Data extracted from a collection

# # #

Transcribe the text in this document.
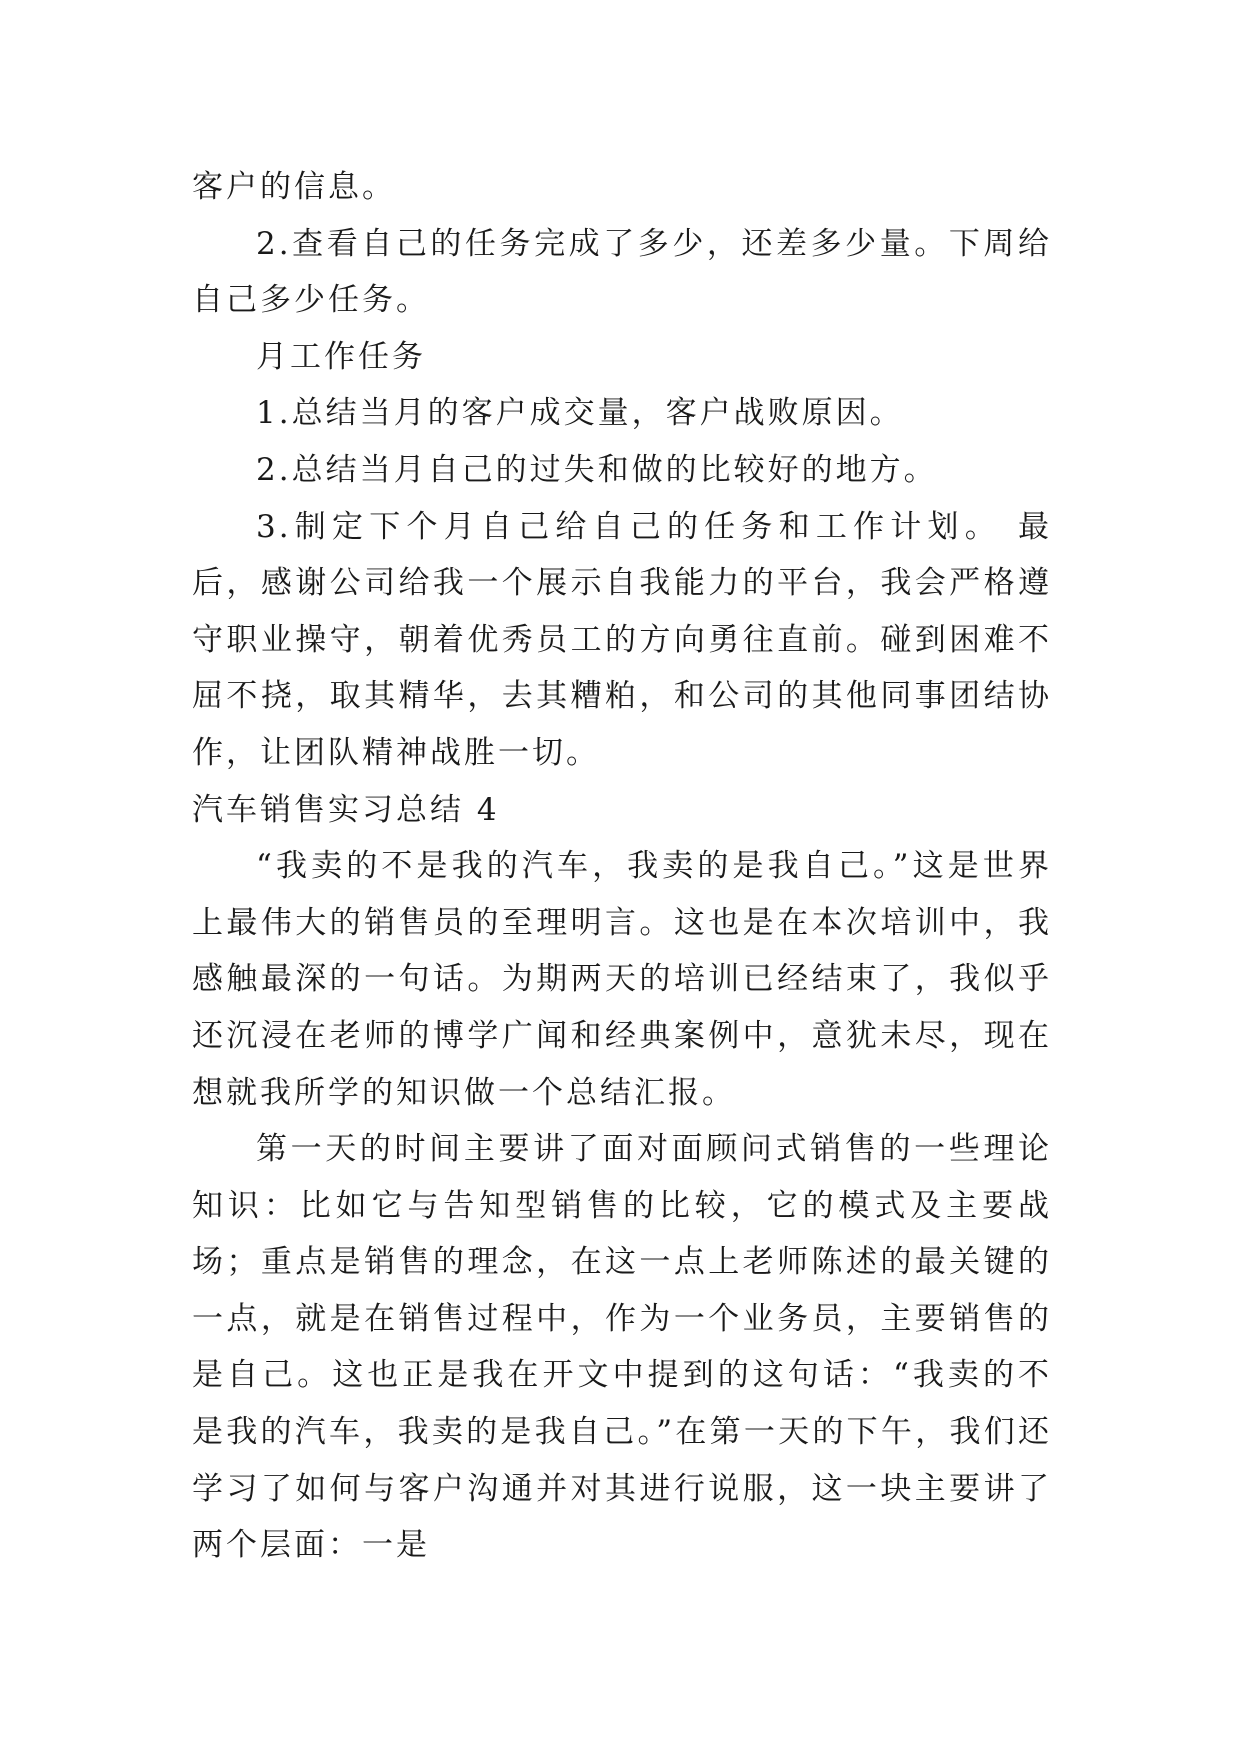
客户的信息。

2.查看自己的任务完成了多少，还差多少量。下周给自己多少任务。

月工作任务

1.总结当月的客户成交量，客户战败原因。

2.总结当月自己的过失和做的比较好的地方。

3.制定下个月自己给自己的任务和工作计划。 最后，感谢公司给我一个展示自我能力的平台，我会严格遵守职业操守，朝着优秀员工的方向勇往直前。碰到困难不屈不挠，取其精华，去其糟粕，和公司的其他同事团结协作，让团队精神战胜一切。

汽车销售实习总结 4

“我卖的不是我的汽车，我卖的是我自己。”这是世界上最伟大的销售员的至理明言。这也是在本次培训中，我感触最深的一句话。为期两天的培训已经结束了，我似乎还沉浸在老师的博学广闻和经典案例中，意犹未尽，现在想就我所学的知识做一个总结汇报。

第一天的时间主要讲了面对面顾问式销售的一些理论知识：比如它与告知型销售的比较，它的模式及主要战场；重点是销售的理念，在这一点上老师陈述的最关键的一点，就是在销售过程中，作为一个业务员，主要销售的是自己。这也正是我在开文中提到的这句话：“我卖的不是我的汽车，我卖的是我自己。”在第一天的下午，我们还学习了如何与客户沟通并对其进行说服，这一块主要讲了两个层面：一是
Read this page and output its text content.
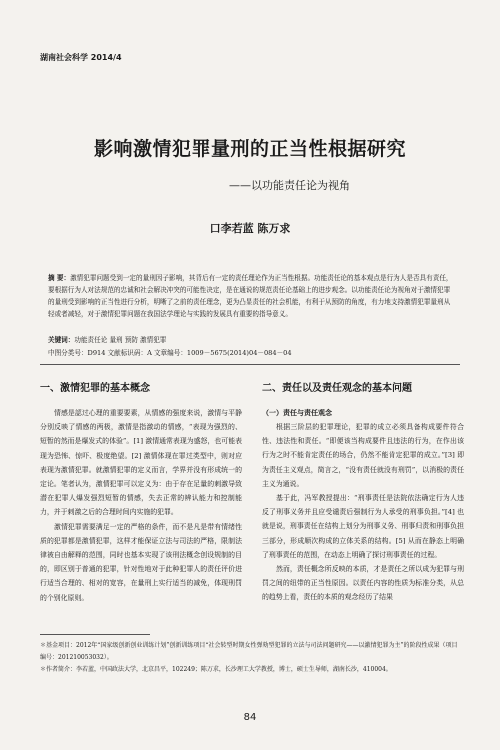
湖南社会科学 2014/4
影响激情犯罪量刑的正当性根据研究
——以功能责任论为视角
口李若蓝 陈万求
摘 要：激情犯罪问题受到一定的量刑因子影响，其背后有一定的责任理论作为正当性根据。功能责任论的基本观点是行为人是否具有责任，要根据行为人对法规范的忠诚和社会解决冲突的可能性决定，是在通说的规范责任论基础上的进步观念。以功能责任论为视角对于激情犯罪的量刑受到影响的正当性进行分析，明晰了之前的责任理念，更为凸显责任的社会机能，有利于从预防的角度，有力地支持激情犯罪量刑从轻或者减轻，对于激情犯罪问题在我国法学理论与实践的发展具有重要的指导意义。
关键词：功能责任论 量刑 预防 激情犯罪
中图分类号：D914 文献标识码：A 文章编号：1009－5675(2014)04－084－04
一、激情犯罪的基本概念

情感是認过心理的重要要素，从情感的强度来说，激情与平静分别反映了情感的两极，激情是指激动的情感，“表现为强烈的、短暂的然而是爆发式的体验”。[1] 激情通常表现为盛怒，也可能表现为恐怖、惊吓、极度绝望。[2] 激情体现在罪过类型中，则对应表现为激情犯罪。就激情犯罪的定义而言，学界并没有形成统一的定论。笔者认为，激情犯罪可以定义为：由于存在足量的刺激导致潜在犯罪人爆发强烈短暂的情感，失去正常的辨认能力和控制能力，并于刺激之后的合理时间内实施的犯罪。

激情犯罪需要满足一定的严格的条件，而不是凡是带有情绪性质的犯罪都是激情犯罪，这样才能保证立法与司法的严格，限制法律被自由解释的范围，同时也基本实现了该刑法概念创设规制的目的，即区别于普通的犯罪，针对性地对于此种犯罪人的责任评价进行适当合理的、相对的宽容，在量刑上实行适当的减免，体现刑罚的个别化原则。

二、责任以及责任观念的基本问题
（一）责任与责任观念

根据三阶层的犯罪理论，犯罪的成立必须具备构成要件符合性、违法性和责任。“即便该当构成要件且违法的行为，在作出该行为之时不能肯定责任的场合，仍然不能肯定犯罪的成立。”[3] 即为责任主义观点，简言之，“没有责任就没有刑罚”，以消极的责任主义为通说。

基于此，冯军教授提出：“刑事责任是法院依法确定行为人违反了刑事义务并且应受谴责后强制行为人承受的刑事负担。”[4] 也就是说，刑事责任在结构上划分为刑事义务、刑事归责和刑事负担三部分，形成顺次构成的立体关系的结构。[5] 从而在静态上明确了刑事责任的范围，在动态上明确了探讨刑事责任的过程。

然而，责任概念所反映的本质，才是责任之所以成为犯罪与刑罚之间的纽带的正当性原因。以责任内容的性质为标准分类，从总的趋势上看，责任的本质的观念经历了结果

＊基金项目：2012年“国家级创新创业训练计划”创新训练项目“社会转型时期女性弹劾型犯罪的立法与司法问题研究——以激情犯罪为主”的阶段性成果（项目编号：201210053032）。
＊作者简介：李若蓝，中国政法大学，北京昌平，102249；陈万求，长沙理工大学教授，博士，硕士生导师，湖南长沙，410004。
84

# # #

§ To do:
Transcribe all of the material exactly, leaving out whatever pictures it contains.

§ Answer in full:
Transcribe the text in this document.
客户的信息。

2.查看自己的任务完成了多少，还差多少量。下周给自己多少任务。

月工作任务

1.总结当月的客户成交量，客户战败原因。

2.总结当月自己的过失和做的比较好的地方。

3.制定下个月自己给自己的任务和工作计划。 最后，感谢公司给我一个展示自我能力的平台，我会严格遵守职业操守，朝着优秀员工的方向勇往直前。碰到困难不屈不挠，取其精华，去其糟粕，和公司的其他同事团结协作，让团队精神战胜一切。

汽车销售实习总结 4

“我卖的不是我的汽车，我卖的是我自己。”这是世界上最伟大的销售员的至理明言。这也是在本次培训中，我感触最深的一句话。为期两天的培训已经结束了，我似乎还沉浸在老师的博学广闻和经典案例中，意犹未尽，现在想就我所学的知识做一个总结汇报。

第一天的时间主要讲了面对面顾问式销售的一些理论知识：比如它与告知型销售的比较，它的模式及主要战场；重点是销售的理念，在这一点上老师陈述的最关键的一点，就是在销售过程中，作为一个业务员，主要销售的是自己。这也正是我在开文中提到的这句话：“我卖的不是我的汽车，我卖的是我自己。”在第一天的下午，我们还学习了如何与客户沟通并对其进行说服，这一块主要讲了两个层面：一是
Read this page and output its text content.
湖南社会科学 2014/4
影响激情犯罪量刑的正当性根据研究
——以功能责任论为视角
口李若蓝 陈万求
摘 要：激情犯罪问题受到一定的量刑因子影响，其背后有一定的责任理论作为正当性根据。功能责任论的基本观点是行为人是否具有责任，要根据行为人对法规范的忠诚和社会解决冲突的可能性决定，是在通说的规范责任论基础上的进步观念。以功能责任论为视角对于激情犯罪的量刑受到影响的正当性进行分析，明晰了之前的责任理念，更为凸显责任的社会机能，有利于从预防的角度，有力地支持激情犯罪量刑从轻或者减轻，对于激情犯罪问题在我国法学理论与实践的发展具有重要的指导意义。
关键词：功能责任论 量刑 预防 激情犯罪
中图分类号：D914 文献标识码：A 文章编号：1009－5675(2014)04－084－04
一、激情犯罪的基本概念

情感是認过心理的重要要素，从情感的强度来说，激情与平静分别反映了情感的两极，激情是指激动的情感，“表现为强烈的、短暂的然而是爆发式的体验”。[1] 激情通常表现为盛怒，也可能表现为恐怖、惊吓、极度绝望。[2] 激情体现在罪过类型中，则对应表现为激情犯罪。就激情犯罪的定义而言，学界并没有形成统一的定论。笔者认为，激情犯罪可以定义为：由于存在足量的刺激导致潜在犯罪人爆发强烈短暂的情感，失去正常的辨认能力和控制能力，并于刺激之后的合理时间内实施的犯罪。

激情犯罪需要满足一定的严格的条件，而不是凡是带有情绪性质的犯罪都是激情犯罪，这样才能保证立法与司法的严格，限制法律被自由解释的范围，同时也基本实现了该刑法概念创设规制的目的，即区别于普通的犯罪，针对性地对于此种犯罪人的责任评价进行适当合理的、相对的宽容，在量刑上实行适当的减免，体现刑罚的个别化原则。

二、责任以及责任观念的基本问题
（一）责任与责任观念

根据三阶层的犯罪理论，犯罪的成立必须具备构成要件符合性、违法性和责任。“即便该当构成要件且违法的行为，在作出该行为之时不能肯定责任的场合，仍然不能肯定犯罪的成立。”[3] 即为责任主义观点，简言之，“没有责任就没有刑罚”，以消极的责任主义为通说。

基于此，冯军教授提出：“刑事责任是法院依法确定行为人违反了刑事义务并且应受谴责后强制行为人承受的刑事负担。”[4] 也就是说，刑事责任在结构上划分为刑事义务、刑事归责和刑事负担三部分，形成顺次构成的立体关系的结构。[5] 从而在静态上明确了刑事责任的范围，在动态上明确了探讨刑事责任的过程。

然而，责任概念所反映的本质，才是责任之所以成为犯罪与刑罚之间的纽带的正当性原因。以责任内容的性质为标准分类，从总的趋势上看，责任的本质的观念经历了结果

＊基金项目：2012年“国家级创新创业训练计划”创新训练项目“社会转型时期女性弹劾型犯罪的立法与司法问题研究——以激情犯罪为主”的阶段性成果（项目编号：201210053032）。
＊作者简介：李若蓝，中国政法大学，北京昌平，102249；陈万求，长沙理工大学教授，博士，硕士生导师，湖南长沙，410004。
84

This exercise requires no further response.